DATA EXTRACT
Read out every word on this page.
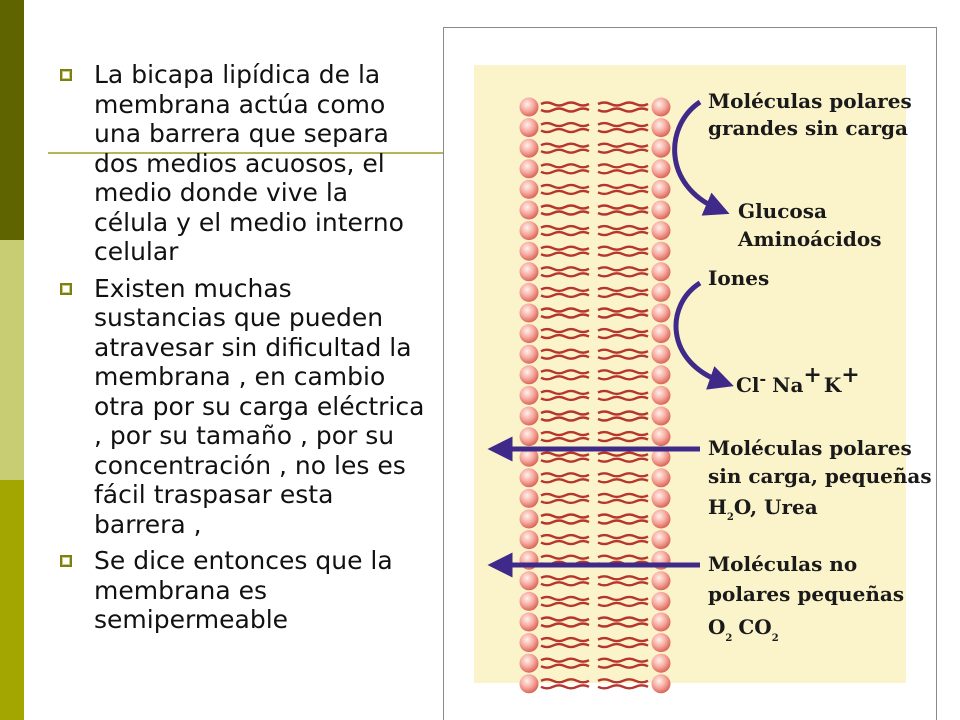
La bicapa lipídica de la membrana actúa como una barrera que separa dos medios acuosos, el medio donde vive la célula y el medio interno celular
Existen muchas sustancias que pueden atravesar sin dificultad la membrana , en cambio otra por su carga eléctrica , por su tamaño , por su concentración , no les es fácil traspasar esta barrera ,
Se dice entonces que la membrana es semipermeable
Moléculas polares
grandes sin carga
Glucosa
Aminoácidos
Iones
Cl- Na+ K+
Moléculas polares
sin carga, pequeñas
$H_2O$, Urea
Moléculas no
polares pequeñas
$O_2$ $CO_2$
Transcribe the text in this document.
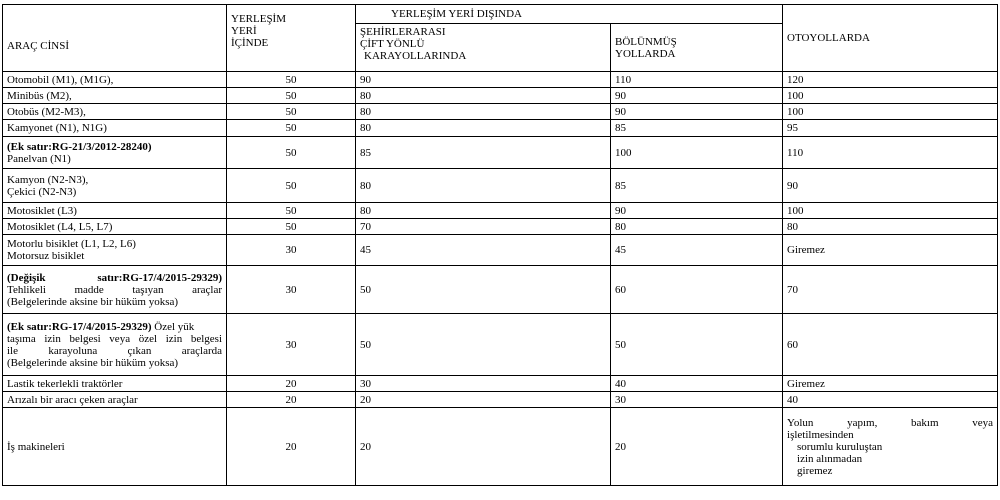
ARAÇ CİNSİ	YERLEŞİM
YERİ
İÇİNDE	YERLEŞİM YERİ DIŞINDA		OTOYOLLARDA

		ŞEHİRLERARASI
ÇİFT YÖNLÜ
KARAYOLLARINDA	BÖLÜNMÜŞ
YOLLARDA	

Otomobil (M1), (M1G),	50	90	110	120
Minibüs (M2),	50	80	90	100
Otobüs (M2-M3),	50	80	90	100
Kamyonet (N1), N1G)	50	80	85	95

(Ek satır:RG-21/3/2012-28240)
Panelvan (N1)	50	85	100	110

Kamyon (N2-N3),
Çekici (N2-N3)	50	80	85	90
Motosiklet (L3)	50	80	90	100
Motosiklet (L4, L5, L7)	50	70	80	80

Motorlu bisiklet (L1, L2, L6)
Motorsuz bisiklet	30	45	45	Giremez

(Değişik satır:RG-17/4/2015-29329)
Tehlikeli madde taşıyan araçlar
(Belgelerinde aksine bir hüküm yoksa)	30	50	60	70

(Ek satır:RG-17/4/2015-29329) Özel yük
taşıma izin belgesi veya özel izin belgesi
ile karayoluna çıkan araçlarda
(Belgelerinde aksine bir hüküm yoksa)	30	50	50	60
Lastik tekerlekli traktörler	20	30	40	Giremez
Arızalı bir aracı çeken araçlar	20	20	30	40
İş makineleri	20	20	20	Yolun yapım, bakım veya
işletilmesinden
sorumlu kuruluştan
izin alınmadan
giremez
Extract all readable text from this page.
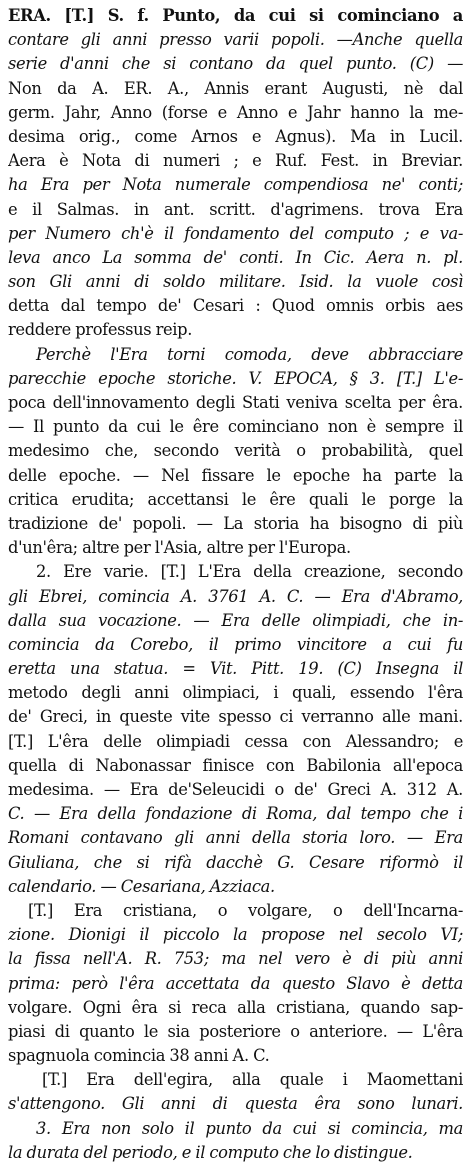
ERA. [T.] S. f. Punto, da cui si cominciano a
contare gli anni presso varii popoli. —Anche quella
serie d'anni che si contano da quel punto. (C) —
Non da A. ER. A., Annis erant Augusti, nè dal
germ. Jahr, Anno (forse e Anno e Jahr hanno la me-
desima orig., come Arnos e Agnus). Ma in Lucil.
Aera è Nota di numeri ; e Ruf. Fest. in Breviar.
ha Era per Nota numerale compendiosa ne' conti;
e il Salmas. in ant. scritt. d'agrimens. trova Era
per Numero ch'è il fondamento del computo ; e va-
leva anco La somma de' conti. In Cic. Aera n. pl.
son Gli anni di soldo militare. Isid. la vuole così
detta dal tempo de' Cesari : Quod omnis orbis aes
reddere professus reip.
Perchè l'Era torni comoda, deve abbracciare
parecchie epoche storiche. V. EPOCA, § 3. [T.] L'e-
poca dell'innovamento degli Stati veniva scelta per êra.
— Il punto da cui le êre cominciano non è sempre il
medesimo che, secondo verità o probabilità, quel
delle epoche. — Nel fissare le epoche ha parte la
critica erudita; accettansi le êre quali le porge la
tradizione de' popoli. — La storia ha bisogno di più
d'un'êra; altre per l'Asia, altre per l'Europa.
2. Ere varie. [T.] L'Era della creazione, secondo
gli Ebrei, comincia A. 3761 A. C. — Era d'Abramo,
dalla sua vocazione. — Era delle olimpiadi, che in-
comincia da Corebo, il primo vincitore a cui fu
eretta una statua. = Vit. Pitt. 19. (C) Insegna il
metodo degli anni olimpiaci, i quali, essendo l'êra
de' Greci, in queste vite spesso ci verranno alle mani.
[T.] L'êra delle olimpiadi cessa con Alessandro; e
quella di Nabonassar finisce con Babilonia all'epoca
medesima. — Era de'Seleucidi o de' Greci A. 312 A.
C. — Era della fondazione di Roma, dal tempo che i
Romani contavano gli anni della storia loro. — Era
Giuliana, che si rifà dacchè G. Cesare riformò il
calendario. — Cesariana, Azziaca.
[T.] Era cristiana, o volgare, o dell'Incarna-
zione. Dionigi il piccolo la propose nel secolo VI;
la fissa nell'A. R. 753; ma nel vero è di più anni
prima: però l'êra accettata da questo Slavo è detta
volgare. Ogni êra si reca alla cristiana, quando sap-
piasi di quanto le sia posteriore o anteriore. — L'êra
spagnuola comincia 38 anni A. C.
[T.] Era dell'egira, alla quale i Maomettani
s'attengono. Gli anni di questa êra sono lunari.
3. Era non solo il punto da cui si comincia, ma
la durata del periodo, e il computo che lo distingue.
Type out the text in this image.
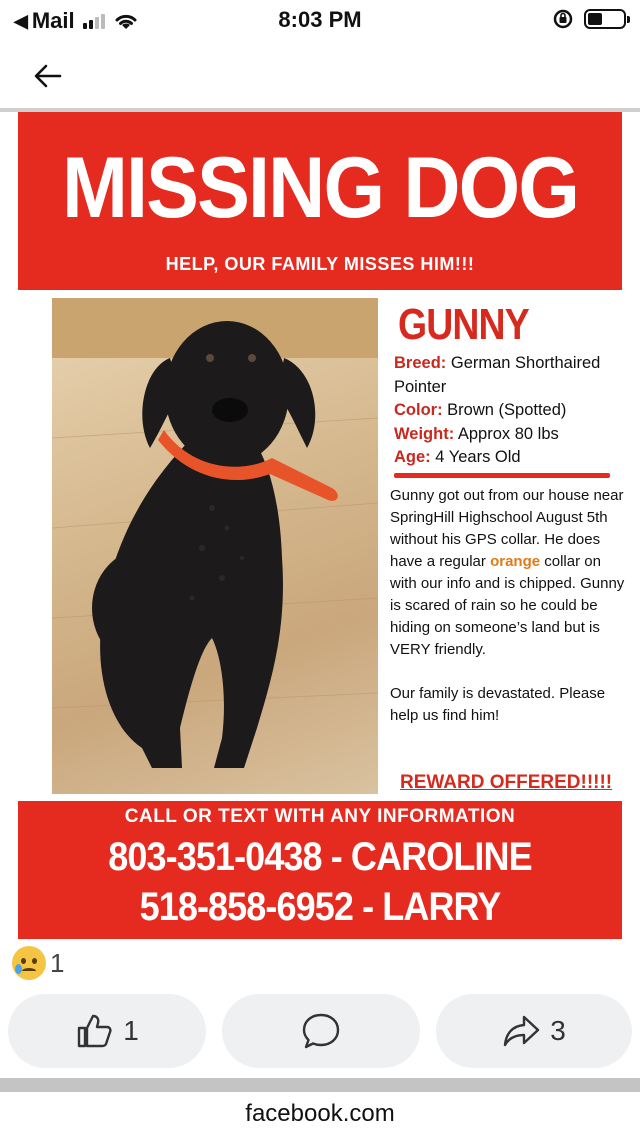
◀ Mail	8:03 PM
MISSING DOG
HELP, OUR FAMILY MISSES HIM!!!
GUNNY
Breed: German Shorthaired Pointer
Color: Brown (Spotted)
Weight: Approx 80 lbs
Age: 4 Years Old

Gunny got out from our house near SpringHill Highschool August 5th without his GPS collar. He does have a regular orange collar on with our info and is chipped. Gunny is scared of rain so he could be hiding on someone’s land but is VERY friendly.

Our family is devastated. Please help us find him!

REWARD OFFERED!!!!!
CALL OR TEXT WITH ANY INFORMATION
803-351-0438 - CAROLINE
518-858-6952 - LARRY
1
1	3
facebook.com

WRITTEN TASK
Copy out all the records exactly, excluding pictures.

EXPECTED ANSWER
Read out every word on this page.
La bicapa lipídica de la membrana actúa como una barrera que separa dos medios acuosos, el medio donde vive la célula y el medio interno celular
Existen muchas sustancias que pueden atravesar sin dificultad la membrana , en cambio otra por su carga eléctrica , por su tamaño , por su concentración , no les es fácil traspasar esta barrera ,
Se dice entonces que la membrana es semipermeable
Moléculas polares
grandes sin carga
Glucosa
Aminoácidos
Iones
Cl- Na+ K+
Moléculas polares
sin carga, pequeñas
$H_2O$, Urea
Moléculas no
polares pequeñas
$O_2$ $CO_2$
Transcribe the text in this document.
ARAÇ CİNSİ	YERLEŞİM
YERİ
İÇİNDE	YERLEŞİM YERİ DIŞINDA		OTOYOLLARDA

		ŞEHİRLERARASI
ÇİFT YÖNLÜ
KARAYOLLARINDA	BÖLÜNMÜŞ
YOLLARDA	

Otomobil (M1), (M1G),	50	90	110	120
Minibüs (M2),	50	80	90	100
Otobüs (M2-M3),	50	80	90	100
Kamyonet (N1), N1G)	50	80	85	95

(Ek satır:RG-21/3/2012-28240)
Panelvan (N1)	50	85	100	110

Kamyon (N2-N3),
Çekici (N2-N3)	50	80	85	90
Motosiklet (L3)	50	80	90	100
Motosiklet (L4, L5, L7)	50	70	80	80

Motorlu bisiklet (L1, L2, L6)
Motorsuz bisiklet	30	45	45	Giremez

(Değişik satır:RG-17/4/2015-29329)
Tehlikeli madde taşıyan araçlar
(Belgelerinde aksine bir hüküm yoksa)	30	50	60	70

(Ek satır:RG-17/4/2015-29329) Özel yük
taşıma izin belgesi veya özel izin belgesi
ile karayoluna çıkan araçlarda
(Belgelerinde aksine bir hüküm yoksa)	30	50	50	60
Lastik tekerlekli traktörler	20	30	40	Giremez
Arızalı bir aracı çeken araçlar	20	20	30	40
İş makineleri	20	20	20	Yolun yapım, bakım veya
işletilmesinden
sorumlu kuruluştan
izin alınmadan
giremez
Extract all readable text from this page.
ERA. [T.] S. f. Punto, da cui si cominciano a
contare gli anni presso varii popoli. —Anche quella
serie d'anni che si contano da quel punto. (C) —
Non da A. ER. A., Annis erant Augusti, nè dal
germ. Jahr, Anno (forse e Anno e Jahr hanno la me-
desima orig., come Arnos e Agnus). Ma in Lucil.
Aera è Nota di numeri ; e Ruf. Fest. in Breviar.
ha Era per Nota numerale compendiosa ne' conti;
e il Salmas. in ant. scritt. d'agrimens. trova Era
per Numero ch'è il fondamento del computo ; e va-
leva anco La somma de' conti. In Cic. Aera n. pl.
son Gli anni di soldo militare. Isid. la vuole così
detta dal tempo de' Cesari : Quod omnis orbis aes
reddere professus reip.
Perchè l'Era torni comoda, deve abbracciare
parecchie epoche storiche. V. EPOCA, § 3. [T.] L'e-
poca dell'innovamento degli Stati veniva scelta per êra.
— Il punto da cui le êre cominciano non è sempre il
medesimo che, secondo verità o probabilità, quel
delle epoche. — Nel fissare le epoche ha parte la
critica erudita; accettansi le êre quali le porge la
tradizione de' popoli. — La storia ha bisogno di più
d'un'êra; altre per l'Asia, altre per l'Europa.
2. Ere varie. [T.] L'Era della creazione, secondo
gli Ebrei, comincia A. 3761 A. C. — Era d'Abramo,
dalla sua vocazione. — Era delle olimpiadi, che in-
comincia da Corebo, il primo vincitore a cui fu
eretta una statua. = Vit. Pitt. 19. (C) Insegna il
metodo degli anni olimpiaci, i quali, essendo l'êra
de' Greci, in queste vite spesso ci verranno alle mani.
[T.] L'êra delle olimpiadi cessa con Alessandro; e
quella di Nabonassar finisce con Babilonia all'epoca
medesima. — Era de'Seleucidi o de' Greci A. 312 A.
C. — Era della fondazione di Roma, dal tempo che i
Romani contavano gli anni della storia loro. — Era
Giuliana, che si rifà dacchè G. Cesare riformò il
calendario. — Cesariana, Azziaca.
[T.] Era cristiana, o volgare, o dell'Incarna-
zione. Dionigi il piccolo la propose nel secolo VI;
la fissa nell'A. R. 753; ma nel vero è di più anni
prima: però l'êra accettata da questo Slavo è detta
volgare. Ogni êra si reca alla cristiana, quando sap-
piasi di quanto le sia posteriore o anteriore. — L'êra
spagnuola comincia 38 anni A. C.
[T.] Era dell'egira, alla quale i Maomettani
s'attengono. Gli anni di questa êra sono lunari.
3. Era non solo il punto da cui si comincia, ma
la durata del periodo, e il computo che lo distingue.
Type out the text in this image.
◀ Mail	8:03 PM
MISSING DOG
HELP, OUR FAMILY MISSES HIM!!!
GUNNY
Breed: German Shorthaired Pointer
Color: Brown (Spotted)
Weight: Approx 80 lbs
Age: 4 Years Old

Gunny got out from our house near SpringHill Highschool August 5th without his GPS collar. He does have a regular orange collar on with our info and is chipped. Gunny is scared of rain so he could be hiding on someone’s land but is VERY friendly.

Our family is devastated. Please help us find him!

REWARD OFFERED!!!!!
CALL OR TEXT WITH ANY INFORMATION
803-351-0438 - CAROLINE
518-858-6952 - LARRY
1
1	3
facebook.com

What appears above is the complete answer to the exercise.